Dataset entries
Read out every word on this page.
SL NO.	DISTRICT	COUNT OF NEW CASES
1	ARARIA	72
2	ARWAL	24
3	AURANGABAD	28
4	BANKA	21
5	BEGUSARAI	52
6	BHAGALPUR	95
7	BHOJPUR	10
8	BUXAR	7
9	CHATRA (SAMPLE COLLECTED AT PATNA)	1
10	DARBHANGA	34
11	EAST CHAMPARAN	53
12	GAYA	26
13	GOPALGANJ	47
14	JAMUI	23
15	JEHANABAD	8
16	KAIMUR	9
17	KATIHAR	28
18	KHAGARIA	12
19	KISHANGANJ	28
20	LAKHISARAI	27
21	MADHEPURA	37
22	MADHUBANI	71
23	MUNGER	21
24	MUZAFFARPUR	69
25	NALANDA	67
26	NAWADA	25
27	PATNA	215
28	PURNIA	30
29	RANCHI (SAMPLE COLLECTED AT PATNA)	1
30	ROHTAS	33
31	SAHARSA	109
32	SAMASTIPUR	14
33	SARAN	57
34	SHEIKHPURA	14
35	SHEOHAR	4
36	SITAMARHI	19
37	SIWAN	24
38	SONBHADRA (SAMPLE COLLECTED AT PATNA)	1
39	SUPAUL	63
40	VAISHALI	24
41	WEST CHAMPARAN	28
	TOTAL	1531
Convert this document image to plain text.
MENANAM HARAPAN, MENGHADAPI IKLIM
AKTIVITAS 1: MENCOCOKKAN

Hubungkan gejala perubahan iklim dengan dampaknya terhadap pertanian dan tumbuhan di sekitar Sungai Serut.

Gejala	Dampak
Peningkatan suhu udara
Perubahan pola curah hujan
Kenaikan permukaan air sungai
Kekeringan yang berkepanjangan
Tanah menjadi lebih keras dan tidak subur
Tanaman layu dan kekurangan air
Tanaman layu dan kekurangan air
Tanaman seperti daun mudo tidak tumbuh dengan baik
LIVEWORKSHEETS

■ Requirement
Reproduce each entry exactly, leaving out nothing.

■ Written solution
Read out every word on this page.
SL NO.	DISTRICT	COUNT OF NEW CASES
1	ARARIA	72
2	ARWAL	24
3	AURANGABAD	28
4	BANKA	21
5	BEGUSARAI	52
6	BHAGALPUR	95
7	BHOJPUR	10
8	BUXAR	7
9	CHATRA (SAMPLE COLLECTED AT PATNA)	1
10	DARBHANGA	34
11	EAST CHAMPARAN	53
12	GAYA	26
13	GOPALGANJ	47
14	JAMUI	23
15	JEHANABAD	8
16	KAIMUR	9
17	KATIHAR	28
18	KHAGARIA	12
19	KISHANGANJ	28
20	LAKHISARAI	27
21	MADHEPURA	37
22	MADHUBANI	71
23	MUNGER	21
24	MUZAFFARPUR	69
25	NALANDA	67
26	NAWADA	25
27	PATNA	215
28	PURNIA	30
29	RANCHI (SAMPLE COLLECTED AT PATNA)	1
30	ROHTAS	33
31	SAHARSA	109
32	SAMASTIPUR	14
33	SARAN	57
34	SHEIKHPURA	14
35	SHEOHAR	4
36	SITAMARHI	19
37	SIWAN	24
38	SONBHADRA (SAMPLE COLLECTED AT PATNA)	1
39	SUPAUL	63
40	VAISHALI	24
41	WEST CHAMPARAN	28
	TOTAL	1531
Convert this document image to plain text.
MENANAM HARAPAN, MENGHADAPI IKLIM
AKTIVITAS 1: MENCOCOKKAN

Hubungkan gejala perubahan iklim dengan dampaknya terhadap pertanian dan tumbuhan di sekitar Sungai Serut.

Gejala	Dampak
Peningkatan suhu udara
Perubahan pola curah hujan
Kenaikan permukaan air sungai
Kekeringan yang berkepanjangan
Tanah menjadi lebih keras dan tidak subur
Tanaman layu dan kekurangan air
Tanaman layu dan kekurangan air
Tanaman seperti daun mudo tidak tumbuh dengan baik
LIVEWORKSHEETS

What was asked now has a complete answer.